— Start DATASET RECORDS —

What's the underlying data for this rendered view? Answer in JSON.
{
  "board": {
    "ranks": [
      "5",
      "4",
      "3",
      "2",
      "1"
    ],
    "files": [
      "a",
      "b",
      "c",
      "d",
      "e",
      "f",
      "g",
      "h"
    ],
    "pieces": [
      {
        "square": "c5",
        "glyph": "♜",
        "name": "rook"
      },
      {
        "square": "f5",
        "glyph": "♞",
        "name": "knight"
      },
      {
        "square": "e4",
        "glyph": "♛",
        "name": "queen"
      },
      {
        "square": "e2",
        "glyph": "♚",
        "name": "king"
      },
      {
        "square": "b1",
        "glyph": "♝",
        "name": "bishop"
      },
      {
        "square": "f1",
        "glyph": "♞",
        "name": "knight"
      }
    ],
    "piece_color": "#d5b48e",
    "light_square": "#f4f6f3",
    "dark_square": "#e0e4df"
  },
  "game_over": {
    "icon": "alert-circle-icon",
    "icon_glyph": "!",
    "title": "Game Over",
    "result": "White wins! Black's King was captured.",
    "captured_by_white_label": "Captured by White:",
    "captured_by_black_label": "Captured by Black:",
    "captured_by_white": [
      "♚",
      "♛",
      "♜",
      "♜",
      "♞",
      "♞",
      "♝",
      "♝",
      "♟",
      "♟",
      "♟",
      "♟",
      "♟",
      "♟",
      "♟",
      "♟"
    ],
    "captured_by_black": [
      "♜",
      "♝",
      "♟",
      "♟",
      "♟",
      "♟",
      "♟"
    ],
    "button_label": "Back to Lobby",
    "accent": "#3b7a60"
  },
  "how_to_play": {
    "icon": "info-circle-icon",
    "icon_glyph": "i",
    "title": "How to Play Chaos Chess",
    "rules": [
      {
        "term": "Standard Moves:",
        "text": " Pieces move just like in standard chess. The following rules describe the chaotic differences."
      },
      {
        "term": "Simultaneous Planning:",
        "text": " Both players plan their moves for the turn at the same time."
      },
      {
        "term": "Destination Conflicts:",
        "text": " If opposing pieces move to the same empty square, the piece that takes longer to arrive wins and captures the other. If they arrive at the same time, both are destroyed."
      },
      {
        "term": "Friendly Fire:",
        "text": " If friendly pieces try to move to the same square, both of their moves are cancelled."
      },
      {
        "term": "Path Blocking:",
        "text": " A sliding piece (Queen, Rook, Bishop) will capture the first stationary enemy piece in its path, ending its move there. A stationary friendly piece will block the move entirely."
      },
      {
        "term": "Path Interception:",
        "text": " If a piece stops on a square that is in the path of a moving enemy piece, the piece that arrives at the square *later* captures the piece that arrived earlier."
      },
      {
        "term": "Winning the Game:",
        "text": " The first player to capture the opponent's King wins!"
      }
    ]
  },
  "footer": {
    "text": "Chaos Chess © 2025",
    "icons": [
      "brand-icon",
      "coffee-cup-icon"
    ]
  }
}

— End DATASET RECORDS —

> WHAT IS ASKED
Restate the data above word for word, please.

> RESULT
What's the underlying data for this rendered view? Answer in JSON.
{
  "board": {
    "ranks": [
      "5",
      "4",
      "3",
      "2",
      "1"
    ],
    "files": [
      "a",
      "b",
      "c",
      "d",
      "e",
      "f",
      "g",
      "h"
    ],
    "pieces": [
      {
        "square": "c5",
        "glyph": "♜",
        "name": "rook"
      },
      {
        "square": "f5",
        "glyph": "♞",
        "name": "knight"
      },
      {
        "square": "e4",
        "glyph": "♛",
        "name": "queen"
      },
      {
        "square": "e2",
        "glyph": "♚",
        "name": "king"
      },
      {
        "square": "b1",
        "glyph": "♝",
        "name": "bishop"
      },
      {
        "square": "f1",
        "glyph": "♞",
        "name": "knight"
      }
    ],
    "piece_color": "#d5b48e",
    "light_square": "#f4f6f3",
    "dark_square": "#e0e4df"
  },
  "game_over": {
    "icon": "alert-circle-icon",
    "icon_glyph": "!",
    "title": "Game Over",
    "result": "White wins! Black's King was captured.",
    "captured_by_white_label": "Captured by White:",
    "captured_by_black_label": "Captured by Black:",
    "captured_by_white": [
      "♚",
      "♛",
      "♜",
      "♜",
      "♞",
      "♞",
      "♝",
      "♝",
      "♟",
      "♟",
      "♟",
      "♟",
      "♟",
      "♟",
      "♟",
      "♟"
    ],
    "captured_by_black": [
      "♜",
      "♝",
      "♟",
      "♟",
      "♟",
      "♟",
      "♟"
    ],
    "button_label": "Back to Lobby",
    "accent": "#3b7a60"
  },
  "how_to_play": {
    "icon": "info-circle-icon",
    "icon_glyph": "i",
    "title": "How to Play Chaos Chess",
    "rules": [
      {
        "term": "Standard Moves:",
        "text": " Pieces move just like in standard chess. The following rules describe the chaotic differences."
      },
      {
        "term": "Simultaneous Planning:",
        "text": " Both players plan their moves for the turn at the same time."
      },
      {
        "term": "Destination Conflicts:",
        "text": " If opposing pieces move to the same empty square, the piece that takes longer to arrive wins and captures the other. If they arrive at the same time, both are destroyed."
      },
      {
        "term": "Friendly Fire:",
        "text": " If friendly pieces try to move to the same square, both of their moves are cancelled."
      },
      {
        "term": "Path Blocking:",
        "text": " A sliding piece (Queen, Rook, Bishop) will capture the first stationary enemy piece in its path, ending its move there. A stationary friendly piece will block the move entirely."
      },
      {
        "term": "Path Interception:",
        "text": " If a piece stops on a square that is in the path of a moving enemy piece, the piece that arrives at the square *later* captures the piece that arrived earlier."
      },
      {
        "term": "Winning the Game:",
        "text": " The first player to capture the opponent's King wins!"
      }
    ]
  },
  "footer": {
    "text": "Chaos Chess © 2025",
    "icons": [
      "brand-icon",
      "coffee-cup-icon"
    ]
  }
}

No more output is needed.